What to do:
- a) Rewrite the passage on imperialism from "More significant is" up to and including "1977, P. 260.", changing "Marxists" to "socialists".
- b) In the passage on imperialism, which state does the Lenin quotation describe as founded on slavery and pursuing a colonial policy?

━━ Passage

More significant is his analysis
of imperialism. Following Lenin, Marxists recognise two varieties;. There
is the millenia-old concept of tribal-national hegemony over other ethnic
‘Colonial policy and imperialism existed before the latest stage of capitalism, and even before capitalism. Rome, founded on slavery, pursued a colonial policy and praised imperialism.’ - Lenin, Collected Works, Volume 22, Moscow 1977, P. 260.
Then there is Lenin’s own twentieth century version of what is essentially financial capitalist dominance:
‘Imperialism is capitalism at that stage of development at which the dominance of monopolies and finance capital is established; in which the export of capital has acquired pronounced importance; in which the division of the world among the international trusts has begun, in which the divide of all territories of the globe among the biggest capitalist powers has been completed .’ - ibid, PP.266-267.

━━━━
━━ Information supplied

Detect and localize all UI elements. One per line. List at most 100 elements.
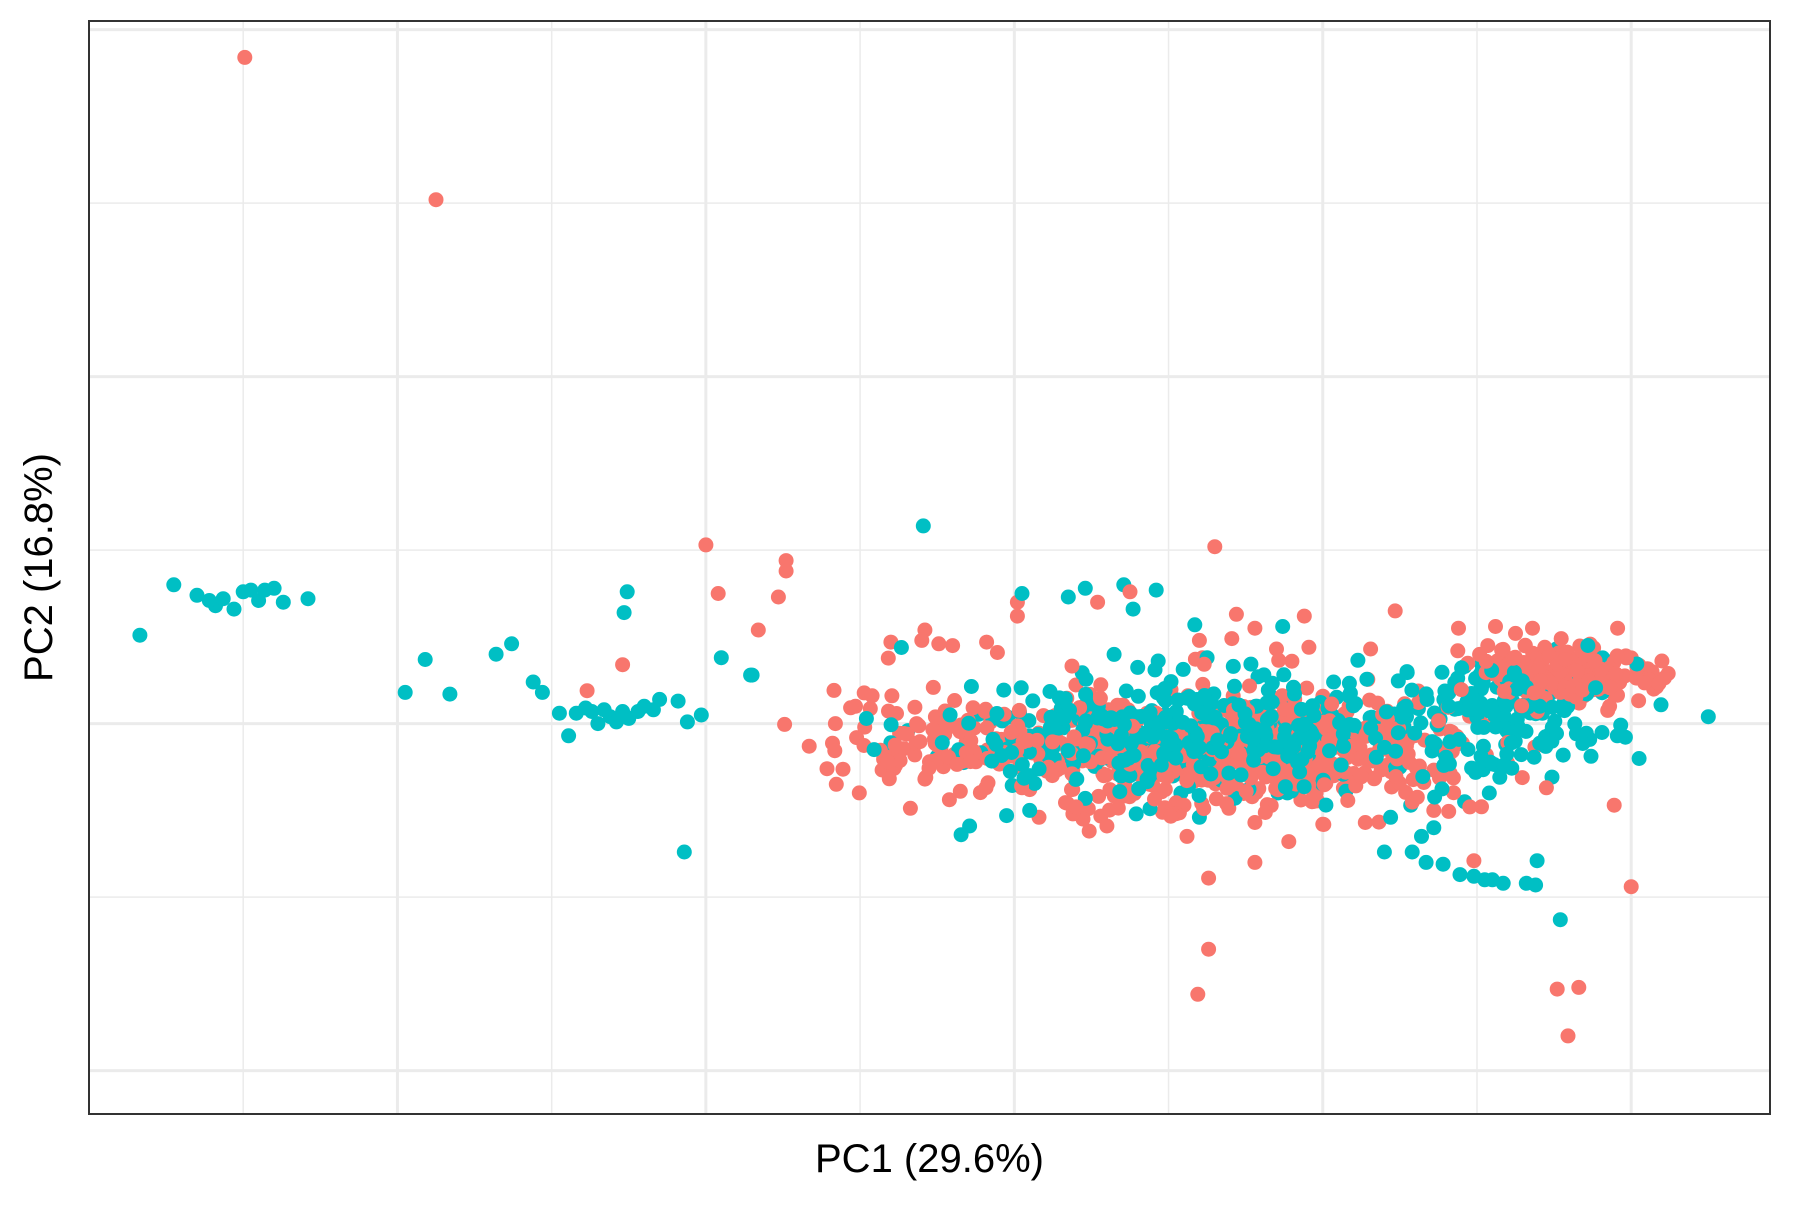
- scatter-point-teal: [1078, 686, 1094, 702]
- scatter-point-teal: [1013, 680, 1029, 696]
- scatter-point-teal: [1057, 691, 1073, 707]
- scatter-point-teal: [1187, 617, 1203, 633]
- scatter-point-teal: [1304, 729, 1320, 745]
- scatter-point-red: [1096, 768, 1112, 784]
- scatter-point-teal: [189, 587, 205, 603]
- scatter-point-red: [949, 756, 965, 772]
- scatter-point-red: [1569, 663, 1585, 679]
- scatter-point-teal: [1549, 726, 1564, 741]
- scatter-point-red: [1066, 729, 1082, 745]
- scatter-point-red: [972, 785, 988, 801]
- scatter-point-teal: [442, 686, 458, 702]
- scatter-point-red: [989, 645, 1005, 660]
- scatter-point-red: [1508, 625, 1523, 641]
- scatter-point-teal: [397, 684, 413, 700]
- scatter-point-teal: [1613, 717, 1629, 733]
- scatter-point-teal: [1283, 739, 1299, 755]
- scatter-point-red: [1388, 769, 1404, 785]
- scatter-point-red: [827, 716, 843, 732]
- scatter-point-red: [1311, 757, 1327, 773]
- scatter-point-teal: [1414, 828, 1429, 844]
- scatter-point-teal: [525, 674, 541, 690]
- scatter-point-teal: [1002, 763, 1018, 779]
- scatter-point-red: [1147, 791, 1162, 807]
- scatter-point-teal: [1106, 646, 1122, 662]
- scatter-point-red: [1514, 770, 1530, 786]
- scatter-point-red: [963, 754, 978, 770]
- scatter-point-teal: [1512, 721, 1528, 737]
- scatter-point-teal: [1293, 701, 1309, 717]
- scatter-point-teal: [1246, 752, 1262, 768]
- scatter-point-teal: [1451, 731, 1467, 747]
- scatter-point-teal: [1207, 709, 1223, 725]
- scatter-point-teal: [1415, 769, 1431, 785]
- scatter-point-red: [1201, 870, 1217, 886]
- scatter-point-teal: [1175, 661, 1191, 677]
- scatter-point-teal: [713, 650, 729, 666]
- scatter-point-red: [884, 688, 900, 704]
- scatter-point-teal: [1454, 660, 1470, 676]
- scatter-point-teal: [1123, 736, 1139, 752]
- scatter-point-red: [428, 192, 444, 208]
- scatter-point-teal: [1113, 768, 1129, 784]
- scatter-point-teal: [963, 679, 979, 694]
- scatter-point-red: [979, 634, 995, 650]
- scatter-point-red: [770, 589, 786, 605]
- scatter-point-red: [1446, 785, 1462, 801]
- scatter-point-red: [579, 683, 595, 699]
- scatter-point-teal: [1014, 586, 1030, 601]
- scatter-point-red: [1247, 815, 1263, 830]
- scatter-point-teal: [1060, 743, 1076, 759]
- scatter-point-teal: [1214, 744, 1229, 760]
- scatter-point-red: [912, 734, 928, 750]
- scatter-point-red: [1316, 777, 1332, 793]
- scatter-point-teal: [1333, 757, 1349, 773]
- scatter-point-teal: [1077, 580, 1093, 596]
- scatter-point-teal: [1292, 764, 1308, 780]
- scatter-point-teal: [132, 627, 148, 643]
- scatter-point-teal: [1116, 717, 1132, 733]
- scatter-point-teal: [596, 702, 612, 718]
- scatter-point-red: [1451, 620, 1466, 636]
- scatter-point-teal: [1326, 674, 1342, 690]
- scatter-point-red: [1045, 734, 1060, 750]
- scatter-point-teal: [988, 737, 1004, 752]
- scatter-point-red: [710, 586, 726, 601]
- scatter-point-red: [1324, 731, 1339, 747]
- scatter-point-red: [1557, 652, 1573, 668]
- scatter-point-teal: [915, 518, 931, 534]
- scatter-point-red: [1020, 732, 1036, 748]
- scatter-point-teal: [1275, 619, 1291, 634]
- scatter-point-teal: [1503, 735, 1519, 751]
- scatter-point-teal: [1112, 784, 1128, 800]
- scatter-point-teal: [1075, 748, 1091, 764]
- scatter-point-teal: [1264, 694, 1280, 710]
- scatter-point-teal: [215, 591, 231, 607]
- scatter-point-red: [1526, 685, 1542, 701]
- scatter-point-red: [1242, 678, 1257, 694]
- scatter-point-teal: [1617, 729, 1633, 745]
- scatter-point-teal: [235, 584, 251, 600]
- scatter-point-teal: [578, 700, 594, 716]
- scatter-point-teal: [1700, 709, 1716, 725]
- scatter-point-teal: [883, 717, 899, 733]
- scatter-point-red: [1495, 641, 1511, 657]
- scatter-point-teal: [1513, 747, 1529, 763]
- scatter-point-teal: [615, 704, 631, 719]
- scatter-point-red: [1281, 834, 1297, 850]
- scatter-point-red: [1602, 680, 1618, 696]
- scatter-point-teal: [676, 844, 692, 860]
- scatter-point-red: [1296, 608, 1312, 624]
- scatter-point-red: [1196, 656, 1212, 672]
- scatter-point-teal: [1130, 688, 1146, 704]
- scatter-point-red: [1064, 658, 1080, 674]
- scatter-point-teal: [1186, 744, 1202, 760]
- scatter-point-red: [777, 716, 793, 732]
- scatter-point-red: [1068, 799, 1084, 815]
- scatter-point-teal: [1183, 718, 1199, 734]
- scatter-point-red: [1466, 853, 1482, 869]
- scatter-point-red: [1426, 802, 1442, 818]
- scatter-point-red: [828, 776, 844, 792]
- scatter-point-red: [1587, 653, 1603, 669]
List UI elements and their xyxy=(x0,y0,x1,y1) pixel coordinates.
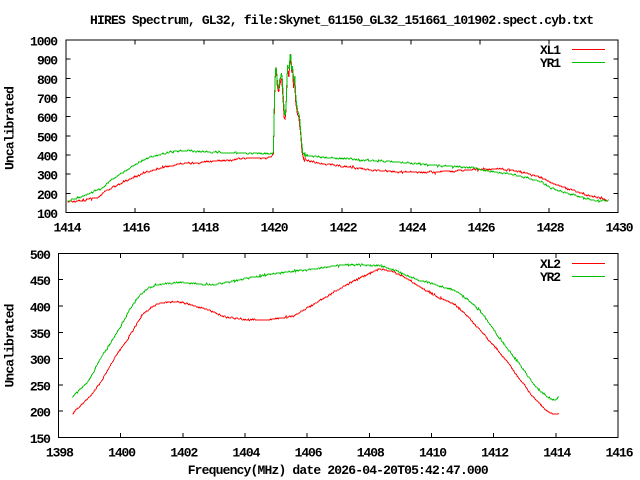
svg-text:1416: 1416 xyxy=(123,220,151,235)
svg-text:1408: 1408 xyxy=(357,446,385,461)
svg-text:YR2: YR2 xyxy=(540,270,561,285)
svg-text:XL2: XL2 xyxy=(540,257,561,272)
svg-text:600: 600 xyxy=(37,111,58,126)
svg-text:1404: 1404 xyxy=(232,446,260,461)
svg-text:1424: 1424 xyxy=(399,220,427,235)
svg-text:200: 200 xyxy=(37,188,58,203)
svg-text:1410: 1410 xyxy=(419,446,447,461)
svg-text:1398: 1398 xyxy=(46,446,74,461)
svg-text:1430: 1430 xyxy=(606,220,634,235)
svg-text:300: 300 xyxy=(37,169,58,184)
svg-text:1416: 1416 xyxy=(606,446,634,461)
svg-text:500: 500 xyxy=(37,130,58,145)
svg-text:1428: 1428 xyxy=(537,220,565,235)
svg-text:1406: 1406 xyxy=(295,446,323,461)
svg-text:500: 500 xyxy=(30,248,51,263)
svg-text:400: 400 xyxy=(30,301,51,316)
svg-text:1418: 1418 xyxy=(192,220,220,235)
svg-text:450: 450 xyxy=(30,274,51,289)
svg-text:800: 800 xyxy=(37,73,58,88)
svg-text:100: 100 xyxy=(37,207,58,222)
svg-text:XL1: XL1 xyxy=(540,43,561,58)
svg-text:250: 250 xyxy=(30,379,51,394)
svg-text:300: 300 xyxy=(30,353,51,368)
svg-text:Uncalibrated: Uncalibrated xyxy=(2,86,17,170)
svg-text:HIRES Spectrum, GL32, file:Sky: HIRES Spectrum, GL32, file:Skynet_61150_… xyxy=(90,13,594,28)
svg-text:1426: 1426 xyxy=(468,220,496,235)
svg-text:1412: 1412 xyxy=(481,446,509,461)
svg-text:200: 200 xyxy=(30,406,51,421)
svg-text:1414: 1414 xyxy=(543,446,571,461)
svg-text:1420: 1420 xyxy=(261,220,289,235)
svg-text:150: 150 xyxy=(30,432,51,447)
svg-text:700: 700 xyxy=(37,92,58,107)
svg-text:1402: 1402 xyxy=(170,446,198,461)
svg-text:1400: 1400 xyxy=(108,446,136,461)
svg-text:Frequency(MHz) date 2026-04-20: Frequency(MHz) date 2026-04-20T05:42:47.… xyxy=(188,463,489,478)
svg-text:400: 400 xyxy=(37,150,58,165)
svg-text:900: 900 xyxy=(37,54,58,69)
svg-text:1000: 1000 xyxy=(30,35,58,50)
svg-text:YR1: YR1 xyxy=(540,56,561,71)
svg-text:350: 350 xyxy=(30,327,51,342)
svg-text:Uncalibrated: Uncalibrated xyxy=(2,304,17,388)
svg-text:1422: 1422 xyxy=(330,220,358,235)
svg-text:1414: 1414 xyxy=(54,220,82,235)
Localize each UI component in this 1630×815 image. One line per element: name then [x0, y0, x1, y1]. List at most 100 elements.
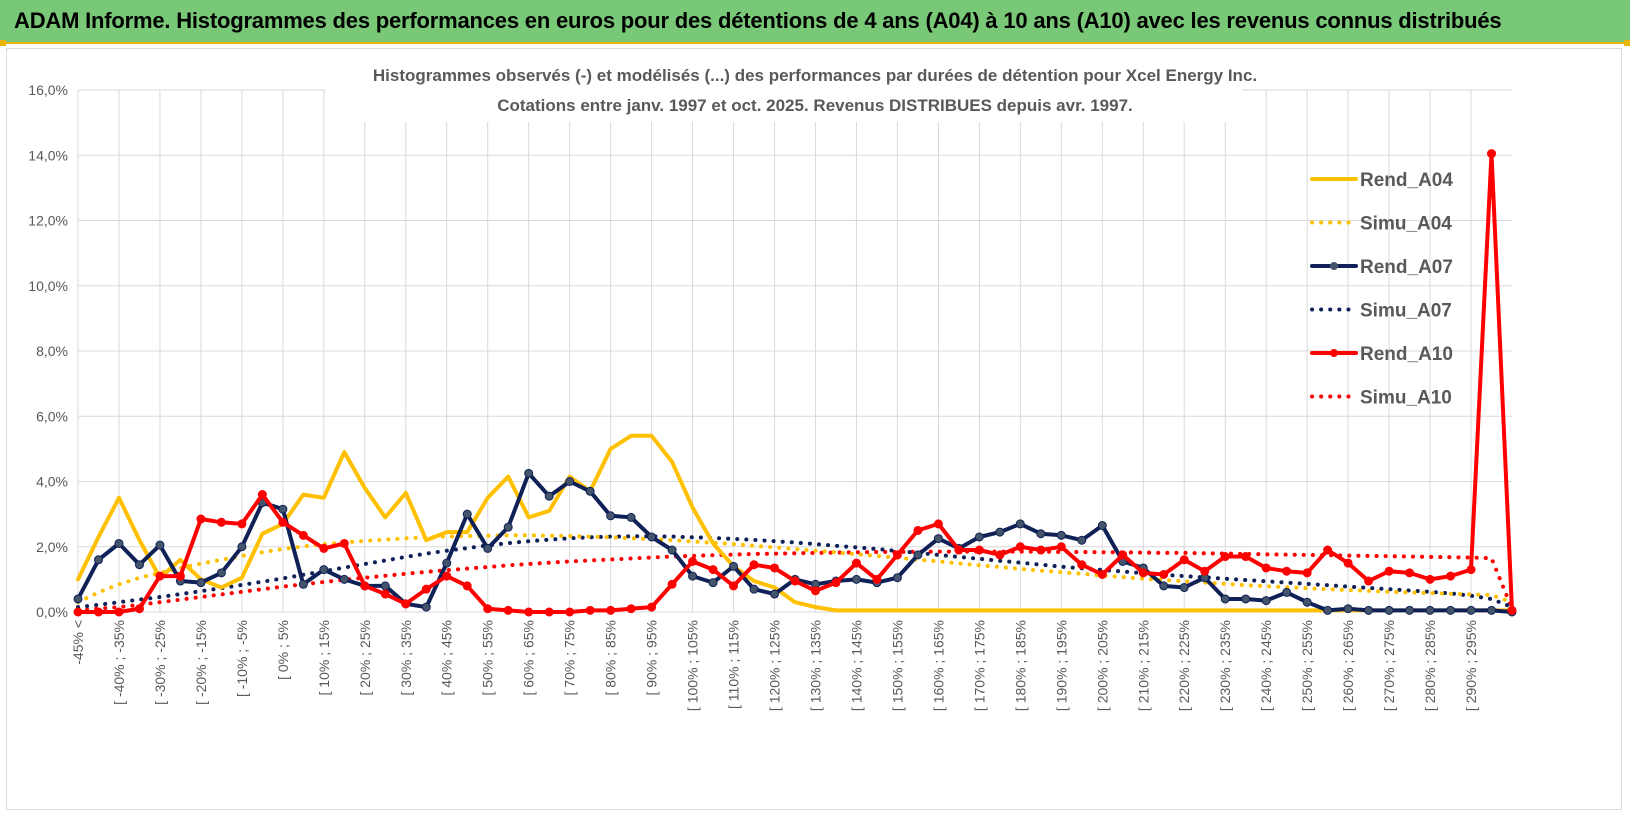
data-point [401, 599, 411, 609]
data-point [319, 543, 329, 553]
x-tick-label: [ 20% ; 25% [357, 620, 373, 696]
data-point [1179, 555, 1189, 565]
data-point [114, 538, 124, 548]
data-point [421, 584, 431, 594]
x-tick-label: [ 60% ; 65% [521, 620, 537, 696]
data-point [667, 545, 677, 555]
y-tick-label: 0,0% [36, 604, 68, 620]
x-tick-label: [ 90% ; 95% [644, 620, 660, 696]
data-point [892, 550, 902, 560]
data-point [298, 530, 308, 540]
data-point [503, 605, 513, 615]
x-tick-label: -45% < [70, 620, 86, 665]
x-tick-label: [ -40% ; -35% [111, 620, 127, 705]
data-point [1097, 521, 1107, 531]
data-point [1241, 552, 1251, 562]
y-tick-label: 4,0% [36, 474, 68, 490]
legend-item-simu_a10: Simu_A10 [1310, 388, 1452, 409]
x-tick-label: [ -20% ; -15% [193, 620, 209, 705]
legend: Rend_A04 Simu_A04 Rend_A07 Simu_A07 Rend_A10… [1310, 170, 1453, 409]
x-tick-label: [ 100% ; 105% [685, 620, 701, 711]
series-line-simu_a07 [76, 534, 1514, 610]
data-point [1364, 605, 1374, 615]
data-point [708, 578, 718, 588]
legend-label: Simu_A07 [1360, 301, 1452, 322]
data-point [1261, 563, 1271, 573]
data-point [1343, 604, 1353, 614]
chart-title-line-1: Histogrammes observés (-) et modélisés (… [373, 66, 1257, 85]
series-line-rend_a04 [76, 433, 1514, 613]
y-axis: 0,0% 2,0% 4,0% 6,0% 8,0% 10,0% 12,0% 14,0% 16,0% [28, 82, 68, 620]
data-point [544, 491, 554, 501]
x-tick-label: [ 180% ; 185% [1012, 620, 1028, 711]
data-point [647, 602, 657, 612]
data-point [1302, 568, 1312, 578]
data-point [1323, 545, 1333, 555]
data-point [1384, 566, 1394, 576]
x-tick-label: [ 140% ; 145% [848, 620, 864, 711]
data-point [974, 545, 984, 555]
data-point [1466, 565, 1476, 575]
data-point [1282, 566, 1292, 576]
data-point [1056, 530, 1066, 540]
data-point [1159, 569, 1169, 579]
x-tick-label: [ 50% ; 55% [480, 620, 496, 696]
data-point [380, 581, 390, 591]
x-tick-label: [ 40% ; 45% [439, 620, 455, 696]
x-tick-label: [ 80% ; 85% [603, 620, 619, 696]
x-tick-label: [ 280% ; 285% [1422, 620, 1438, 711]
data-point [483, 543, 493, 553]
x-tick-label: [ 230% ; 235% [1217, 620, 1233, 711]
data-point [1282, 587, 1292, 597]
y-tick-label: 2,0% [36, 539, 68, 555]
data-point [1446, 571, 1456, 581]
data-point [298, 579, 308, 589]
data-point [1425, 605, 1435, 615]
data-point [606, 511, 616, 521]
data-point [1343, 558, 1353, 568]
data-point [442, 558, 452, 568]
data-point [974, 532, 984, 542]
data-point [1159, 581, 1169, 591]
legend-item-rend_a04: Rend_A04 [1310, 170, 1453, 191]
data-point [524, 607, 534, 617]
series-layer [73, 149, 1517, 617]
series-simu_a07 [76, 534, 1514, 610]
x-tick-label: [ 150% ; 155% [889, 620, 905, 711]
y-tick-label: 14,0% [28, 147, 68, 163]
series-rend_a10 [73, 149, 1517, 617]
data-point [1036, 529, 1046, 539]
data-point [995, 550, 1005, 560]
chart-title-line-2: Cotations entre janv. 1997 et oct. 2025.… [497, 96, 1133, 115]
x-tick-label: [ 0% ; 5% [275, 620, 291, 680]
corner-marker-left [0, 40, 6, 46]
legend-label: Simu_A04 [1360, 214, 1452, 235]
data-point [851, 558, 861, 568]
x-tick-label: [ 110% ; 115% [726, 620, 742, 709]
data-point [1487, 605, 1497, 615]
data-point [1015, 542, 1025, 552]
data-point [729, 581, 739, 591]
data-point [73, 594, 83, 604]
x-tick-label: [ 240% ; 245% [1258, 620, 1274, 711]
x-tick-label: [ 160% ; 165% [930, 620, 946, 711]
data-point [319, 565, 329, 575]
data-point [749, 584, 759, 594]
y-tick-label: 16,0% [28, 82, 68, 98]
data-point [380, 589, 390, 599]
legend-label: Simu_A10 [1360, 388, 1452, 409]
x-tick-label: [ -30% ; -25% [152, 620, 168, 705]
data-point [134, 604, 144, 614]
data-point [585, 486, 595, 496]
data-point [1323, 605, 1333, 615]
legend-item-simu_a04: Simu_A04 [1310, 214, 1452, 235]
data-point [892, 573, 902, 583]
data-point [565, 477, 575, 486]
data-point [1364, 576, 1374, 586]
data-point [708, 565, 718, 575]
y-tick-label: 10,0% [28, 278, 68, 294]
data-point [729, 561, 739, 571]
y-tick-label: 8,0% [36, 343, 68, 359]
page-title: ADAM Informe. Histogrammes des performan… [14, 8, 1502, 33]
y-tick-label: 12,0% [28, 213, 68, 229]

━━━━

Results by task:
- a)
More significant is his analysis
of imperialism. Following Lenin, socialists recognise two varieties;. There
is the millenia-old concept of tribal-national hegemony over other ethnic
‘Colonial policy and imperialism existed before the latest stage of capitalism, and even before capitalism. Rome, founded on slavery, pursued a colonial policy and praised imperialism.’ - Lenin, Collected Works, Volume 22, Moscow 1977, P. 260.

- b) Rome